**Task data:**
▬▬▬

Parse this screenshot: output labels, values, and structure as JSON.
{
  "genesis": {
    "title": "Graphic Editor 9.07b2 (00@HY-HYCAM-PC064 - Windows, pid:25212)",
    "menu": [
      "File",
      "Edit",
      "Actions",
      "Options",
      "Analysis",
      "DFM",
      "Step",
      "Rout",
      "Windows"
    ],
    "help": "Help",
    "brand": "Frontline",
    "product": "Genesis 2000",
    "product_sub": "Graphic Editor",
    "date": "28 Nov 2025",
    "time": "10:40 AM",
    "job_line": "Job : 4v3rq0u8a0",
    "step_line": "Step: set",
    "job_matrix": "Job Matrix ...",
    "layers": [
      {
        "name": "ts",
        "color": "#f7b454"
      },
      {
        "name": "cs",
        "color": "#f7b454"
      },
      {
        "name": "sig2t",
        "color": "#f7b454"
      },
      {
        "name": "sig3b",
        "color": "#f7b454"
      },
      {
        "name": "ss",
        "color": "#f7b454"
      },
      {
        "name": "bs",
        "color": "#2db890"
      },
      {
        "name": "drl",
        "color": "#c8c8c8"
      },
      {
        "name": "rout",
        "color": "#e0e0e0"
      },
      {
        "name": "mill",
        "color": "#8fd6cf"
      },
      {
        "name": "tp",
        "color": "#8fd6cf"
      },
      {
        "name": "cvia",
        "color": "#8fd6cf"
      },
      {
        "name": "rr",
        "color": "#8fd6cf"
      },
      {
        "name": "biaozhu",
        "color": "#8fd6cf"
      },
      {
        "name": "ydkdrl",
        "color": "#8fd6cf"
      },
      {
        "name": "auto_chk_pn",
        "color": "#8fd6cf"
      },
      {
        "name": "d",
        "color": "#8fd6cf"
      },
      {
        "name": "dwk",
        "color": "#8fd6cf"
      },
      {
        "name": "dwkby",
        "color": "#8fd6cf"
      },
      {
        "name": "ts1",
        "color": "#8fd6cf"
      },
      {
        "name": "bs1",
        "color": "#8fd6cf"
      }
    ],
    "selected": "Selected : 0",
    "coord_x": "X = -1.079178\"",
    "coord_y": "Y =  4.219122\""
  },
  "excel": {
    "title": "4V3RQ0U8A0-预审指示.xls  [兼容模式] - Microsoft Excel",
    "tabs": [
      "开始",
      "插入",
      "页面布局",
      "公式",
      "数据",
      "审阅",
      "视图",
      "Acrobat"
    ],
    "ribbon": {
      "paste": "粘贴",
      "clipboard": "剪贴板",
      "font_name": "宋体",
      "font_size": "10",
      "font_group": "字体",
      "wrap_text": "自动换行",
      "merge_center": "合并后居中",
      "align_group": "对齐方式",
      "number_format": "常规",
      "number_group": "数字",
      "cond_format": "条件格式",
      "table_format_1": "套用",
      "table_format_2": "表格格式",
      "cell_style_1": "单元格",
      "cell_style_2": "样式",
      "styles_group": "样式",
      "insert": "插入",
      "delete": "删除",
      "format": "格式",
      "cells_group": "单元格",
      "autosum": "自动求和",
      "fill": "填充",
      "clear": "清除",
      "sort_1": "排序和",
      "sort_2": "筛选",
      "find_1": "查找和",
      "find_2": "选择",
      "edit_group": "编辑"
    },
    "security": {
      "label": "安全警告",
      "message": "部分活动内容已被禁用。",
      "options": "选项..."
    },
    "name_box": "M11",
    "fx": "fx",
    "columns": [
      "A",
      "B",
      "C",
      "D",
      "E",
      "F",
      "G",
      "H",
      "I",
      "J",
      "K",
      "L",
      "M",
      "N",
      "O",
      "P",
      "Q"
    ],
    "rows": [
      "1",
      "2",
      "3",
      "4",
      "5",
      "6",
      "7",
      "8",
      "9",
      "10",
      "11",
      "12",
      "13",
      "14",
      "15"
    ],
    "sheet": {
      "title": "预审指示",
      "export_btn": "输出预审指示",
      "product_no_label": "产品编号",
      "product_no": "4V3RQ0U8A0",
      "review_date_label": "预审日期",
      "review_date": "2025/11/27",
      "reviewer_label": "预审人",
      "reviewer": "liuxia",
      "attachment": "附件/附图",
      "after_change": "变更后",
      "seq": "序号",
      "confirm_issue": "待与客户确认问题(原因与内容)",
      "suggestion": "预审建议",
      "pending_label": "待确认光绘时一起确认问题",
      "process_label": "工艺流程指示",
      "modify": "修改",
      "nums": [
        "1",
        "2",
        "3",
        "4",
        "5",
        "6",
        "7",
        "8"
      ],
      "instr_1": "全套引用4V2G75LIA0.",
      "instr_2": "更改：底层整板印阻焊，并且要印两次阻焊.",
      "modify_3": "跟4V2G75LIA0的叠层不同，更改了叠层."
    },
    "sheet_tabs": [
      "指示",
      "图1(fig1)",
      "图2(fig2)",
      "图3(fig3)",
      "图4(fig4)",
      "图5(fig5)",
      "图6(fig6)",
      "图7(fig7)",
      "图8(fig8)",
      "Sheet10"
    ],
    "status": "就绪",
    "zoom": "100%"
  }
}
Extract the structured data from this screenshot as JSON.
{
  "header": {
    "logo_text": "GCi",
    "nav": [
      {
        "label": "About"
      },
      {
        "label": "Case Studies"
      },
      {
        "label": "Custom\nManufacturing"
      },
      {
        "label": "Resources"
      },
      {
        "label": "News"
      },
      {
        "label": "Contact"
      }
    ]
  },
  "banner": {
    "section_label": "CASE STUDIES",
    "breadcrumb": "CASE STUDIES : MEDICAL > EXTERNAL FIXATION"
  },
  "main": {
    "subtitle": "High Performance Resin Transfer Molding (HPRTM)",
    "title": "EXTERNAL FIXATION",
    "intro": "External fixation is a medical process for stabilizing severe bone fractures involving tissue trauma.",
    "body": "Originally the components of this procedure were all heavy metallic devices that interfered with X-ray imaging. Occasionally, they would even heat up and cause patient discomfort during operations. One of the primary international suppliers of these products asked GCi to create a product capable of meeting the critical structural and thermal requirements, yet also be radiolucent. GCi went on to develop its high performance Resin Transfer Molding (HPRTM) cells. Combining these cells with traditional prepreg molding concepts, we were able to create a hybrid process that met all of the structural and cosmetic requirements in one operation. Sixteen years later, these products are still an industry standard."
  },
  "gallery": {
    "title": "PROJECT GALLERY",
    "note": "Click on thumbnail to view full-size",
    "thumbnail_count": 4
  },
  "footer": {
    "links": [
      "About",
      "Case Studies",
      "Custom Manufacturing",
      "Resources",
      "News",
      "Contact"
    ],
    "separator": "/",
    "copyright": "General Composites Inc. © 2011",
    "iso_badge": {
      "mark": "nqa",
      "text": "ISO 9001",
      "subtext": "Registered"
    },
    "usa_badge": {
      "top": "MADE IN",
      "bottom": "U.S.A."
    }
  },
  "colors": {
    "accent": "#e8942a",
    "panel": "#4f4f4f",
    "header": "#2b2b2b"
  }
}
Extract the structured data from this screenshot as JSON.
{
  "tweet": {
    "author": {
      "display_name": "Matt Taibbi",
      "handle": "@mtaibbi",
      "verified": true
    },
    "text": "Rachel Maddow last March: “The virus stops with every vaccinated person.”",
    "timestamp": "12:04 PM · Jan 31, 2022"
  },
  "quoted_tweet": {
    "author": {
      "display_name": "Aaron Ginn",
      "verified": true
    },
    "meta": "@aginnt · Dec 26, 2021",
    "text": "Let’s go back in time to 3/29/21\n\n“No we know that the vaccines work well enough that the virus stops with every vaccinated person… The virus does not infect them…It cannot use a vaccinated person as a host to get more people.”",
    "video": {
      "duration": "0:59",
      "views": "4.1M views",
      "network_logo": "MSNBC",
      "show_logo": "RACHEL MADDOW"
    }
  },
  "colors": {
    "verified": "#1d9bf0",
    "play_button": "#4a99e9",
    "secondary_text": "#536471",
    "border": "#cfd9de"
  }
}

▬▬▬

**What you need to do:**
Copy out the entire listing word for word. Keep every line as it is.

**Result:**
Parse this screenshot: output labels, values, and structure as JSON.
{
  "genesis": {
    "title": "Graphic Editor 9.07b2 (00@HY-HYCAM-PC064 - Windows, pid:25212)",
    "menu": [
      "File",
      "Edit",
      "Actions",
      "Options",
      "Analysis",
      "DFM",
      "Step",
      "Rout",
      "Windows"
    ],
    "help": "Help",
    "brand": "Frontline",
    "product": "Genesis 2000",
    "product_sub": "Graphic Editor",
    "date": "28 Nov 2025",
    "time": "10:40 AM",
    "job_line": "Job : 4v3rq0u8a0",
    "step_line": "Step: set",
    "job_matrix": "Job Matrix ...",
    "layers": [
      {
        "name": "ts",
        "color": "#f7b454"
      },
      {
        "name": "cs",
        "color": "#f7b454"
      },
      {
        "name": "sig2t",
        "color": "#f7b454"
      },
      {
        "name": "sig3b",
        "color": "#f7b454"
      },
      {
        "name": "ss",
        "color": "#f7b454"
      },
      {
        "name": "bs",
        "color": "#2db890"
      },
      {
        "name": "drl",
        "color": "#c8c8c8"
      },
      {
        "name": "rout",
        "color": "#e0e0e0"
      },
      {
        "name": "mill",
        "color": "#8fd6cf"
      },
      {
        "name": "tp",
        "color": "#8fd6cf"
      },
      {
        "name": "cvia",
        "color": "#8fd6cf"
      },
      {
        "name": "rr",
        "color": "#8fd6cf"
      },
      {
        "name": "biaozhu",
        "color": "#8fd6cf"
      },
      {
        "name": "ydkdrl",
        "color": "#8fd6cf"
      },
      {
        "name": "auto_chk_pn",
        "color": "#8fd6cf"
      },
      {
        "name": "d",
        "color": "#8fd6cf"
      },
      {
        "name": "dwk",
        "color": "#8fd6cf"
      },
      {
        "name": "dwkby",
        "color": "#8fd6cf"
      },
      {
        "name": "ts1",
        "color": "#8fd6cf"
      },
      {
        "name": "bs1",
        "color": "#8fd6cf"
      }
    ],
    "selected": "Selected : 0",
    "coord_x": "X = -1.079178\"",
    "coord_y": "Y =  4.219122\""
  },
  "excel": {
    "title": "4V3RQ0U8A0-预审指示.xls  [兼容模式] - Microsoft Excel",
    "tabs": [
      "开始",
      "插入",
      "页面布局",
      "公式",
      "数据",
      "审阅",
      "视图",
      "Acrobat"
    ],
    "ribbon": {
      "paste": "粘贴",
      "clipboard": "剪贴板",
      "font_name": "宋体",
      "font_size": "10",
      "font_group": "字体",
      "wrap_text": "自动换行",
      "merge_center": "合并后居中",
      "align_group": "对齐方式",
      "number_format": "常规",
      "number_group": "数字",
      "cond_format": "条件格式",
      "table_format_1": "套用",
      "table_format_2": "表格格式",
      "cell_style_1": "单元格",
      "cell_style_2": "样式",
      "styles_group": "样式",
      "insert": "插入",
      "delete": "删除",
      "format": "格式",
      "cells_group": "单元格",
      "autosum": "自动求和",
      "fill": "填充",
      "clear": "清除",
      "sort_1": "排序和",
      "sort_2": "筛选",
      "find_1": "查找和",
      "find_2": "选择",
      "edit_group": "编辑"
    },
    "security": {
      "label": "安全警告",
      "message": "部分活动内容已被禁用。",
      "options": "选项..."
    },
    "name_box": "M11",
    "fx": "fx",
    "columns": [
      "A",
      "B",
      "C",
      "D",
      "E",
      "F",
      "G",
      "H",
      "I",
      "J",
      "K",
      "L",
      "M",
      "N",
      "O",
      "P",
      "Q"
    ],
    "rows": [
      "1",
      "2",
      "3",
      "4",
      "5",
      "6",
      "7",
      "8",
      "9",
      "10",
      "11",
      "12",
      "13",
      "14",
      "15"
    ],
    "sheet": {
      "title": "预审指示",
      "export_btn": "输出预审指示",
      "product_no_label": "产品编号",
      "product_no": "4V3RQ0U8A0",
      "review_date_label": "预审日期",
      "review_date": "2025/11/27",
      "reviewer_label": "预审人",
      "reviewer": "liuxia",
      "attachment": "附件/附图",
      "after_change": "变更后",
      "seq": "序号",
      "confirm_issue": "待与客户确认问题(原因与内容)",
      "suggestion": "预审建议",
      "pending_label": "待确认光绘时一起确认问题",
      "process_label": "工艺流程指示",
      "modify": "修改",
      "nums": [
        "1",
        "2",
        "3",
        "4",
        "5",
        "6",
        "7",
        "8"
      ],
      "instr_1": "全套引用4V2G75LIA0.",
      "instr_2": "更改：底层整板印阻焊，并且要印两次阻焊.",
      "modify_3": "跟4V2G75LIA0的叠层不同，更改了叠层."
    },
    "sheet_tabs": [
      "指示",
      "图1(fig1)",
      "图2(fig2)",
      "图3(fig3)",
      "图4(fig4)",
      "图5(fig5)",
      "图6(fig6)",
      "图7(fig7)",
      "图8(fig8)",
      "Sheet10"
    ],
    "status": "就绪",
    "zoom": "100%"
  }
}
Extract the structured data from this screenshot as JSON.
{
  "header": {
    "logo_text": "GCi",
    "nav": [
      {
        "label": "About"
      },
      {
        "label": "Case Studies"
      },
      {
        "label": "Custom\nManufacturing"
      },
      {
        "label": "Resources"
      },
      {
        "label": "News"
      },
      {
        "label": "Contact"
      }
    ]
  },
  "banner": {
    "section_label": "CASE STUDIES",
    "breadcrumb": "CASE STUDIES : MEDICAL > EXTERNAL FIXATION"
  },
  "main": {
    "subtitle": "High Performance Resin Transfer Molding (HPRTM)",
    "title": "EXTERNAL FIXATION",
    "intro": "External fixation is a medical process for stabilizing severe bone fractures involving tissue trauma.",
    "body": "Originally the components of this procedure were all heavy metallic devices that interfered with X-ray imaging. Occasionally, they would even heat up and cause patient discomfort during operations. One of the primary international suppliers of these products asked GCi to create a product capable of meeting the critical structural and thermal requirements, yet also be radiolucent. GCi went on to develop its high performance Resin Transfer Molding (HPRTM) cells. Combining these cells with traditional prepreg molding concepts, we were able to create a hybrid process that met all of the structural and cosmetic requirements in one operation. Sixteen years later, these products are still an industry standard."
  },
  "gallery": {
    "title": "PROJECT GALLERY",
    "note": "Click on thumbnail to view full-size",
    "thumbnail_count": 4
  },
  "footer": {
    "links": [
      "About",
      "Case Studies",
      "Custom Manufacturing",
      "Resources",
      "News",
      "Contact"
    ],
    "separator": "/",
    "copyright": "General Composites Inc. © 2011",
    "iso_badge": {
      "mark": "nqa",
      "text": "ISO 9001",
      "subtext": "Registered"
    },
    "usa_badge": {
      "top": "MADE IN",
      "bottom": "U.S.A."
    }
  },
  "colors": {
    "accent": "#e8942a",
    "panel": "#4f4f4f",
    "header": "#2b2b2b"
  }
}
Extract the structured data from this screenshot as JSON.
{
  "tweet": {
    "author": {
      "display_name": "Matt Taibbi",
      "handle": "@mtaibbi",
      "verified": true
    },
    "text": "Rachel Maddow last March: “The virus stops with every vaccinated person.”",
    "timestamp": "12:04 PM · Jan 31, 2022"
  },
  "quoted_tweet": {
    "author": {
      "display_name": "Aaron Ginn",
      "verified": true
    },
    "meta": "@aginnt · Dec 26, 2021",
    "text": "Let’s go back in time to 3/29/21\n\n“No we know that the vaccines work well enough that the virus stops with every vaccinated person… The virus does not infect them…It cannot use a vaccinated person as a host to get more people.”",
    "video": {
      "duration": "0:59",
      "views": "4.1M views",
      "network_logo": "MSNBC",
      "show_logo": "RACHEL MADDOW"
    }
  },
  "colors": {
    "verified": "#1d9bf0",
    "play_button": "#4a99e9",
    "secondary_text": "#536471",
    "border": "#cfd9de"
  }
}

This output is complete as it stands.